▶ _What to produce_
Scan the material and copy every line in which "CESION" appears.

================

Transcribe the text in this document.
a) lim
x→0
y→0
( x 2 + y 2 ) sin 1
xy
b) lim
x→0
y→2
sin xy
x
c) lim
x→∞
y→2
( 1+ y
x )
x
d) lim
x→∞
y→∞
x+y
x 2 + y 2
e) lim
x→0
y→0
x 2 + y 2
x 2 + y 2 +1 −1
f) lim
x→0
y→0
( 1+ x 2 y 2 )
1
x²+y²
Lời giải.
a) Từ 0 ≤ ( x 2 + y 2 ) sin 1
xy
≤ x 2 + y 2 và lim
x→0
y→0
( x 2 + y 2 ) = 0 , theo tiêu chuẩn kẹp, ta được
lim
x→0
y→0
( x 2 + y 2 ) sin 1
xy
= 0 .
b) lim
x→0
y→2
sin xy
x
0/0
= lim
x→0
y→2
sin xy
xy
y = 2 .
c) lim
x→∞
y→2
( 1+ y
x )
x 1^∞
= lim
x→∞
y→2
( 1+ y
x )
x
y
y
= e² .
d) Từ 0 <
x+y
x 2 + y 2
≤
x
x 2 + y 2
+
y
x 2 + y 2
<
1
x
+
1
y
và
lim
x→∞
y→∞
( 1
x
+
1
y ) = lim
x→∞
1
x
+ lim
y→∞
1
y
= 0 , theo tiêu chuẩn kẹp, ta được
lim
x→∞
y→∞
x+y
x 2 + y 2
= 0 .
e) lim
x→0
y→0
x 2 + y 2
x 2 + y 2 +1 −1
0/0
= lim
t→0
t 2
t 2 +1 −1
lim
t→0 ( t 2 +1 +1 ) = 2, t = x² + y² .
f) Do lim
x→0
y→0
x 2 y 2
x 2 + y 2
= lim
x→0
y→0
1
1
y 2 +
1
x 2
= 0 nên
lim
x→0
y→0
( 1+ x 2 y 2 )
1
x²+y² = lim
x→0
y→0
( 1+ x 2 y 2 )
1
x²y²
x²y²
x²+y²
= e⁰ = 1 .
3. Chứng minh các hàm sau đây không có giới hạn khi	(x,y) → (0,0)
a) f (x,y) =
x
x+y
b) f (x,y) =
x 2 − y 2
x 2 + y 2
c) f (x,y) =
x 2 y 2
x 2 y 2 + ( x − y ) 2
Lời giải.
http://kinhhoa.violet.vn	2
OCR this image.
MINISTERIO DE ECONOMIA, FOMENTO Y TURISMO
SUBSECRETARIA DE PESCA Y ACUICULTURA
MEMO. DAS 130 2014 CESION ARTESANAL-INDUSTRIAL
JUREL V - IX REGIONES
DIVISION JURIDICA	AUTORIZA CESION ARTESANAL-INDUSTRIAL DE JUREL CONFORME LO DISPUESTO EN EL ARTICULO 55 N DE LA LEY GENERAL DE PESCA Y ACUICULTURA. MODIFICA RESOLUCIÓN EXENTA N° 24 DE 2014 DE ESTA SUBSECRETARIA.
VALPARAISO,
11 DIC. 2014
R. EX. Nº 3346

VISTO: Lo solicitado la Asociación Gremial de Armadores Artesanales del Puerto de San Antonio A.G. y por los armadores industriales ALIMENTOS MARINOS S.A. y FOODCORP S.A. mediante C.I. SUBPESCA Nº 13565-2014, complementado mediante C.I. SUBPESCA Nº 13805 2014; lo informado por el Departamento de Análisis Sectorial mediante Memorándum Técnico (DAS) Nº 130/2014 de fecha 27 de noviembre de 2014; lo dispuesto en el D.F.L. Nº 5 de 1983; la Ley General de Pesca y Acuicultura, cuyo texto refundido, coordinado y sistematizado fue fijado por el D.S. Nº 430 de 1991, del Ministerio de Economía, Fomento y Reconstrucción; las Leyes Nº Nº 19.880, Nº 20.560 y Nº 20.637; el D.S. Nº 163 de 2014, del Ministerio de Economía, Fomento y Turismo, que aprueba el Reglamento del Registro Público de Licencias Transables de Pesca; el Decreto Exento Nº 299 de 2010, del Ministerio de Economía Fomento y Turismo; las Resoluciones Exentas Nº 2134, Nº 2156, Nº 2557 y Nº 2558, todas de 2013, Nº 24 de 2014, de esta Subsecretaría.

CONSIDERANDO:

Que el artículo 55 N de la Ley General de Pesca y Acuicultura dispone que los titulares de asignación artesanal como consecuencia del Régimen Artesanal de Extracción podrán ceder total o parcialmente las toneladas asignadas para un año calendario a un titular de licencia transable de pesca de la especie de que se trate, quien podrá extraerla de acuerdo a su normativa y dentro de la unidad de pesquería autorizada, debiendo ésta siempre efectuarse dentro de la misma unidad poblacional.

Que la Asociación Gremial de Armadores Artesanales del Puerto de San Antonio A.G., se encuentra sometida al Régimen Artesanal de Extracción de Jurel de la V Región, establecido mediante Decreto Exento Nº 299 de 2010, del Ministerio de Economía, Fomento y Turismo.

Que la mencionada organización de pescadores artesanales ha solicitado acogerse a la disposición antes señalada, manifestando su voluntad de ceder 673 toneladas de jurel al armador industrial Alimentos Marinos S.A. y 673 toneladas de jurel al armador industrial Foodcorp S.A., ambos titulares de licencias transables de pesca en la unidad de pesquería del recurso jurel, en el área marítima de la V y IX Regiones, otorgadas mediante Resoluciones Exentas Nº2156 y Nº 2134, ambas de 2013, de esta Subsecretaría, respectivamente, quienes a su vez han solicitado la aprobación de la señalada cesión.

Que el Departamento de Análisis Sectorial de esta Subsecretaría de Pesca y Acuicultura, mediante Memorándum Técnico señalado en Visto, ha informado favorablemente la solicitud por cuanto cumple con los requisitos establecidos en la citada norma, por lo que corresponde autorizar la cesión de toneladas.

================

▶ _Reply_
MEMO. DAS 130 2014 CESION ARTESANAL-INDUSTRIAL
DIVISION JURIDICA	AUTORIZA CESION ARTESANAL-INDUSTRIAL DE JUREL CONFORME LO DISPUESTO EN EL ARTICULO 55 N DE LA LEY GENERAL DE PESCA Y ACUICULTURA. MODIFICA RESOLUCIÓN EXENTA N° 24 DE 2014 DE ESTA SUBSECRETARIA.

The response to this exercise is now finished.